-- DATASET ROWS start --

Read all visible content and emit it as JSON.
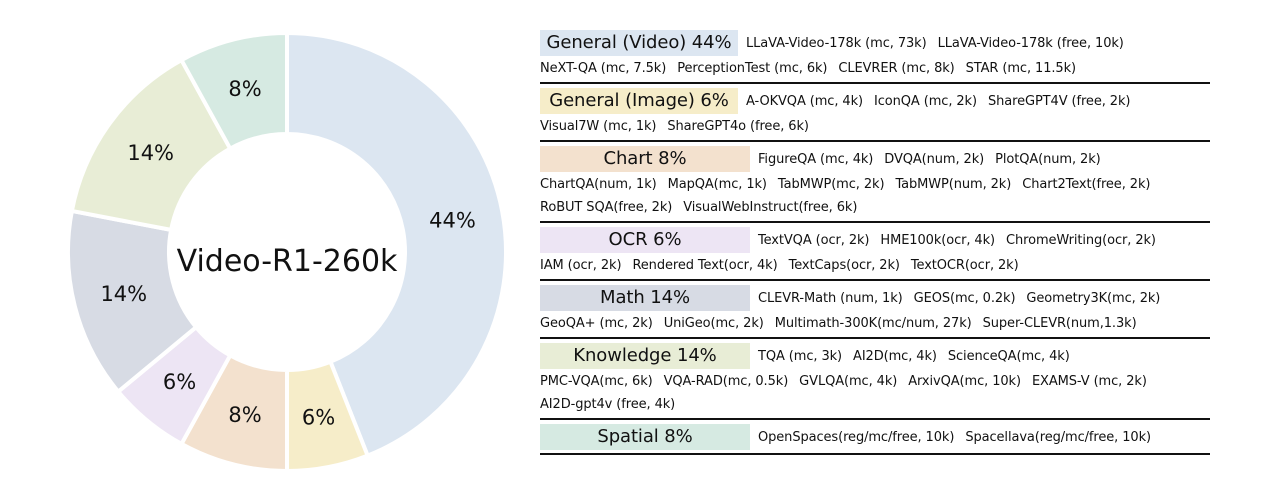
{
  "chart_data": {
    "type": "pie",
    "center_label": "Video-R1-260k",
    "slices": [
      {
        "label": "44%",
        "value": 44,
        "color": "#dce6f1"
      },
      {
        "label": "6%",
        "value": 6,
        "color": "#f6edc9"
      },
      {
        "label": "8%",
        "value": 8,
        "color": "#f3e1ce"
      },
      {
        "label": "6%",
        "value": 6,
        "color": "#ede5f4"
      },
      {
        "label": "14%",
        "value": 14,
        "color": "#d7dbe4"
      },
      {
        "label": "14%",
        "value": 14,
        "color": "#e8edd6"
      },
      {
        "label": "8%",
        "value": 8,
        "color": "#d6eae2"
      }
    ]
  },
  "legend": [
    {
      "title": "General (Video) 44%",
      "color": "#dce6f1",
      "lines": [
        [
          "LLaVA-Video-178k (mc, 73k)",
          "LLaVA-Video-178k (free, 10k)"
        ],
        [
          "NeXT-QA (mc, 7.5k)",
          "PerceptionTest (mc, 6k)",
          "CLEVRER (mc, 8k)",
          "STAR (mc, 11.5k)"
        ]
      ]
    },
    {
      "title": "General (Image) 6%",
      "color": "#f6edc9",
      "lines": [
        [
          "A-OKVQA (mc, 4k)",
          "IconQA (mc, 2k)",
          "ShareGPT4V (free, 2k)"
        ],
        [
          "Visual7W  (mc, 1k)",
          "ShareGPT4o (free, 6k)"
        ]
      ]
    },
    {
      "title": "Chart 8%",
      "color": "#f3e1ce",
      "lines": [
        [
          "FigureQA (mc, 4k)",
          "DVQA(num, 2k)",
          "PlotQA(num, 2k)"
        ],
        [
          "ChartQA(num, 1k)",
          "MapQA(mc, 1k)",
          "TabMWP(mc, 2k)",
          "TabMWP(num, 2k)",
          "Chart2Text(free, 2k)"
        ],
        [
          "RoBUT SQA(free, 2k)",
          "VisualWebInstruct(free, 6k)"
        ]
      ]
    },
    {
      "title": "OCR 6%",
      "color": "#ede5f4",
      "lines": [
        [
          "TextVQA (ocr, 2k)",
          "HME100k(ocr, 4k)",
          "ChromeWriting(ocr, 2k)"
        ],
        [
          "IAM (ocr, 2k)",
          "Rendered Text(ocr, 4k)",
          "TextCaps(ocr, 2k)",
          "TextOCR(ocr, 2k)"
        ]
      ]
    },
    {
      "title": "Math 14%",
      "color": "#d7dbe4",
      "lines": [
        [
          "CLEVR-Math (num, 1k)",
          "GEOS(mc, 0.2k)",
          "Geometry3K(mc, 2k)"
        ],
        [
          "GeoQA+ (mc, 2k)",
          "UniGeo(mc, 2k)",
          "Multimath-300K(mc/num, 27k)",
          "Super-CLEVR(num,1.3k)"
        ]
      ]
    },
    {
      "title": "Knowledge 14%",
      "color": "#e8edd6",
      "lines": [
        [
          "TQA (mc, 3k)",
          "AI2D(mc, 4k)",
          "ScienceQA(mc, 4k)"
        ],
        [
          "PMC-VQA(mc, 6k)",
          "VQA-RAD(mc, 0.5k)",
          "GVLQA(mc, 4k)",
          "ArxivQA(mc, 10k)",
          "EXAMS-V (mc, 2k)"
        ],
        [
          "AI2D-gpt4v (free, 4k)"
        ]
      ]
    },
    {
      "title": "Spatial 8%",
      "color": "#d6eae2",
      "lines": [
        [
          "OpenSpaces(reg/mc/free, 10k)",
          "Spacellava(reg/mc/free, 10k)"
        ]
      ]
    }
  ]
}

-- DATASET ROWS end --

WRITTEN EXERCISE
Search the entries for the word "title" and gather every line where it appears.

FULL RESPONSE
      "title": "General (Video) 44%",
      "title": "General (Image) 6%",
      "title": "Chart 8%",
      "title": "OCR 6%",
      "title": "Math 14%",
      "title": "Knowledge 14%",
      "title": "Spatial 8%",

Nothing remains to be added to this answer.